Stored records:
#####
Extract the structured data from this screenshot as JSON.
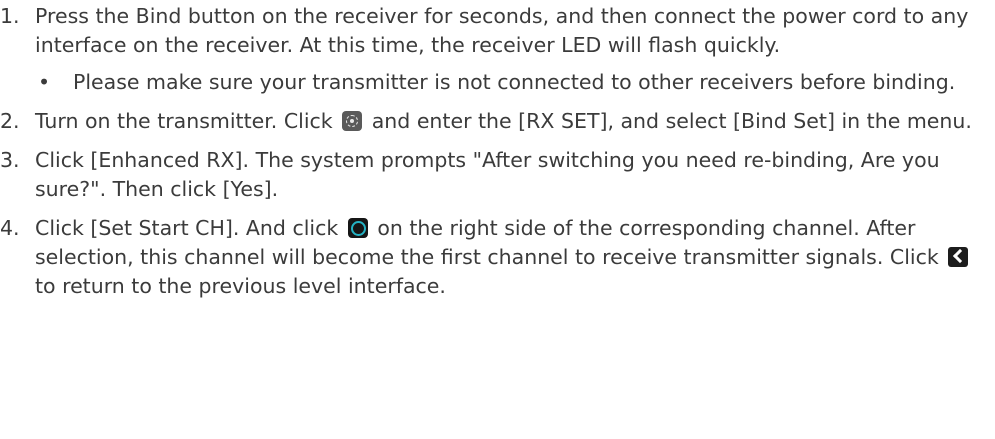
{
  "steps": [
    {
      "num": "1.",
      "text": "Press the Bind button on the receiver for seconds, and then connect the power cord to any interface on the receiver. At this time, the receiver LED will flash quickly."
    },
    {
      "num": "2.",
      "text_before": "Turn on the transmitter. Click",
      "icon": "gear-icon",
      "text_after": "and enter the [RX SET], and select [Bind Set] in the menu."
    },
    {
      "num": "3.",
      "text": "Click [Enhanced RX]. The system prompts \"After switching you need re-binding, Are you sure?\". Then click [Yes]."
    },
    {
      "num": "4.",
      "text_before": "Click [Set Start CH]. And click",
      "icon": "radio-icon",
      "text_middle": "on the right side of the corresponding channel. After selection, this channel will become the first channel to receive transmitter signals. Click",
      "icon2": "back-icon",
      "text_after": "to return to the previous level interface."
    }
  ],
  "bullet": {
    "symbol": "•",
    "text": "Please make sure your transmitter is not connected to other receivers before binding."
  }
}
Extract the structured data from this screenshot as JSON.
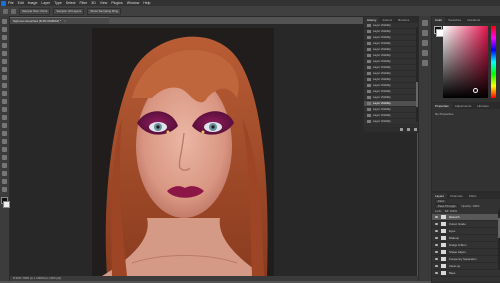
{
  "menu": [
    "File",
    "Edit",
    "Image",
    "Layer",
    "Type",
    "Select",
    "Filter",
    "3D",
    "View",
    "Plugins",
    "Window",
    "Help"
  ],
  "options_bar": [
    "Sample Size: Point",
    "Sample: All Layers",
    "Show Sampling Ring"
  ],
  "document_tab": "high-res retouched (8.3% RGB/16) *",
  "status": "8.33%   7000 px x 10000 px (300 ppi)",
  "history": {
    "tabs": [
      "History",
      "Actions",
      "Brushes"
    ],
    "rows": [
      "Layer Visibility",
      "Layer Visibility",
      "Layer Visibility",
      "Layer Visibility",
      "Layer Visibility",
      "Layer Visibility",
      "Layer Visibility",
      "Layer Visibility",
      "Layer Visibility",
      "Layer Visibility",
      "Layer Visibility",
      "Layer Visibility",
      "Layer Visibility",
      "Layer Visibility",
      "Layer Visibility",
      "Layer Visibility",
      "Layer Visibility",
      "Layer Visibility"
    ],
    "selected_index": 13
  },
  "color": {
    "tabs": [
      "Color",
      "Swatches",
      "Gradients"
    ],
    "hue": "#e6134d"
  },
  "properties": {
    "tabs": [
      "Properties",
      "Adjustments",
      "Libraries"
    ],
    "text": "No Properties"
  },
  "layers": {
    "tabs": [
      "Layers",
      "Channels",
      "Paths"
    ],
    "kind": "Kind",
    "mode": "Pass Through",
    "opacity": "Opacity: 100%",
    "lock": "Lock:",
    "fill": "Fill: 100%",
    "rows": [
      "Retouch",
      "Colour Grade",
      "Eyes",
      "Makeup",
      "Dodge & Burn",
      "Shape Adjust",
      "Frequency Separation",
      "Clean up",
      "Base"
    ],
    "selected_index": 0
  }
}
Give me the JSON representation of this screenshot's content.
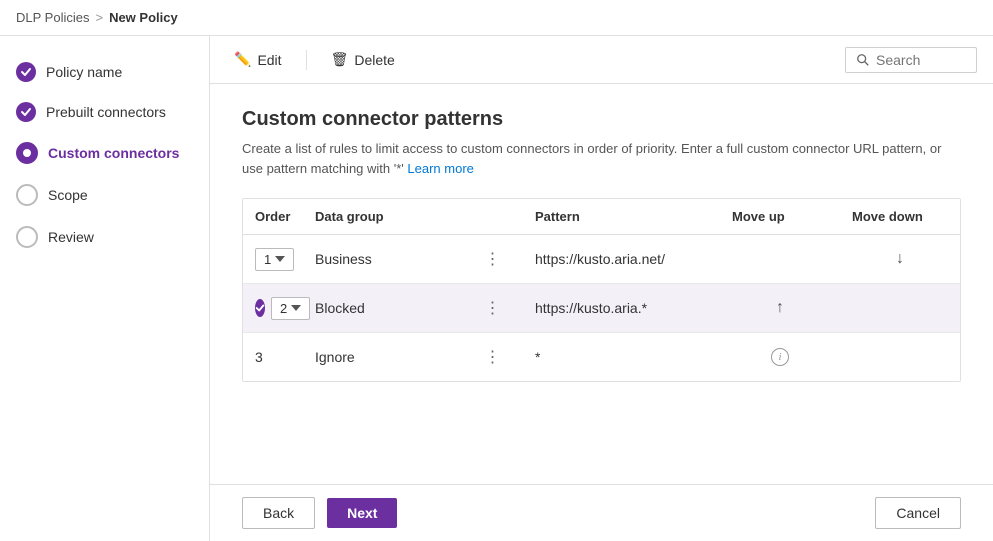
#####
**What is expected:**
Pick out each line above that includes "this" and show it.

**Expected answer:**
Extract the structured data from this screenshot as JSON.
      "text": "Press the Bind button on the receiver for seconds, and then connect the power cord to any interface on the receiver. At this time, the receiver LED will flash quickly."
      "text_middle": "on the right side of the corresponding channel. After selection, this channel will become the first channel to receive transmitter signals. Click",
Extract the structured data from this screenshot as JSON.
Give me the JSON representation of this screenshot's content.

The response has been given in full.